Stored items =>
════════════════

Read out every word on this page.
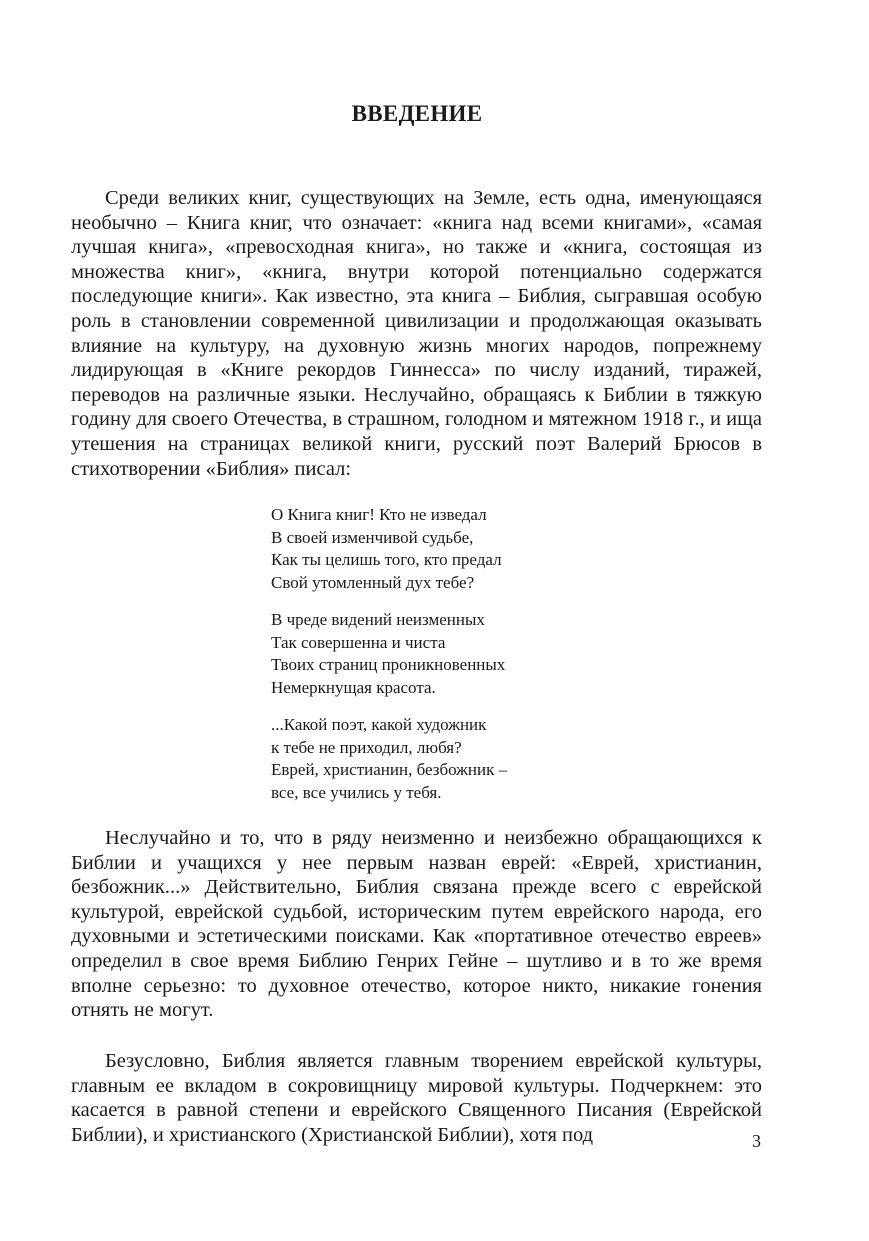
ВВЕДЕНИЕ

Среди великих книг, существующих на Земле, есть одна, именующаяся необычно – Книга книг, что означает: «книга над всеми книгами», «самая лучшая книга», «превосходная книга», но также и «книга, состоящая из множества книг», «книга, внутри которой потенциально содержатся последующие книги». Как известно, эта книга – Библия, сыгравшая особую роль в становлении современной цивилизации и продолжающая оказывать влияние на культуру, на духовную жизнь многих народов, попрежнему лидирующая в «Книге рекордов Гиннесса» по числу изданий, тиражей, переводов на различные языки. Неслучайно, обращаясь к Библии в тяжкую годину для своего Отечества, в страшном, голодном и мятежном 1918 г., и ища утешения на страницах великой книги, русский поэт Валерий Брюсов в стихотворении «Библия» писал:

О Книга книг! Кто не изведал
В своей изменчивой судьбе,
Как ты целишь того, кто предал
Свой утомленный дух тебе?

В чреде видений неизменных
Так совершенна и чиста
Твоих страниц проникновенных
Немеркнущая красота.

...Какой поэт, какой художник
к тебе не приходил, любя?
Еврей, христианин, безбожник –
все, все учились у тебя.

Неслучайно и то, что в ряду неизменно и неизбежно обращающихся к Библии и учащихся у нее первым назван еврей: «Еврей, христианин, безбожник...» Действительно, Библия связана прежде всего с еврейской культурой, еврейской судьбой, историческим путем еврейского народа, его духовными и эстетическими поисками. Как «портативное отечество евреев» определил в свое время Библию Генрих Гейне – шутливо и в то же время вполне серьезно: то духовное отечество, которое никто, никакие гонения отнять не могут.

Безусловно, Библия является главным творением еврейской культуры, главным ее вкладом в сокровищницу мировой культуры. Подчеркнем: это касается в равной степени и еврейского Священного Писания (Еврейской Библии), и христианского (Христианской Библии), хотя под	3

════════════════

AIM => Each line in the records above should be reproduced exactly; images are not copied.

OUTPUT OF THE TASK =>
Read out every word on this page.
ВВЕДЕНИЕ

Среди великих книг, существующих на Земле, есть одна, именующаяся необычно – Книга книг, что означает: «книга над всеми книгами», «самая лучшая книга», «превосходная книга», но также и «книга, состоящая из множества книг», «книга, внутри которой потенциально содержатся последующие книги». Как известно, эта книга – Библия, сыгравшая особую роль в становлении современной цивилизации и продолжающая оказывать влияние на культуру, на духовную жизнь многих народов, попрежнему лидирующая в «Книге рекордов Гиннесса» по числу изданий, тиражей, переводов на различные языки. Неслучайно, обращаясь к Библии в тяжкую годину для своего Отечества, в страшном, голодном и мятежном 1918 г., и ища утешения на страницах великой книги, русский поэт Валерий Брюсов в стихотворении «Библия» писал:

О Книга книг! Кто не изведал
В своей изменчивой судьбе,
Как ты целишь того, кто предал
Свой утомленный дух тебе?

В чреде видений неизменных
Так совершенна и чиста
Твоих страниц проникновенных
Немеркнущая красота.

...Какой поэт, какой художник
к тебе не приходил, любя?
Еврей, христианин, безбожник –
все, все учились у тебя.

Неслучайно и то, что в ряду неизменно и неизбежно обращающихся к Библии и учащихся у нее первым назван еврей: «Еврей, христианин, безбожник...» Действительно, Библия связана прежде всего с еврейской культурой, еврейской судьбой, историческим путем еврейского народа, его духовными и эстетическими поисками. Как «портативное отечество евреев» определил в свое время Библию Генрих Гейне – шутливо и в то же время вполне серьезно: то духовное отечество, которое никто, никакие гонения отнять не могут.

Безусловно, Библия является главным творением еврейской культуры, главным ее вкладом в сокровищницу мировой культуры. Подчеркнем: это касается в равной степени и еврейского Священного Писания (Еврейской Библии), и христианского (Христианской Библии), хотя под	3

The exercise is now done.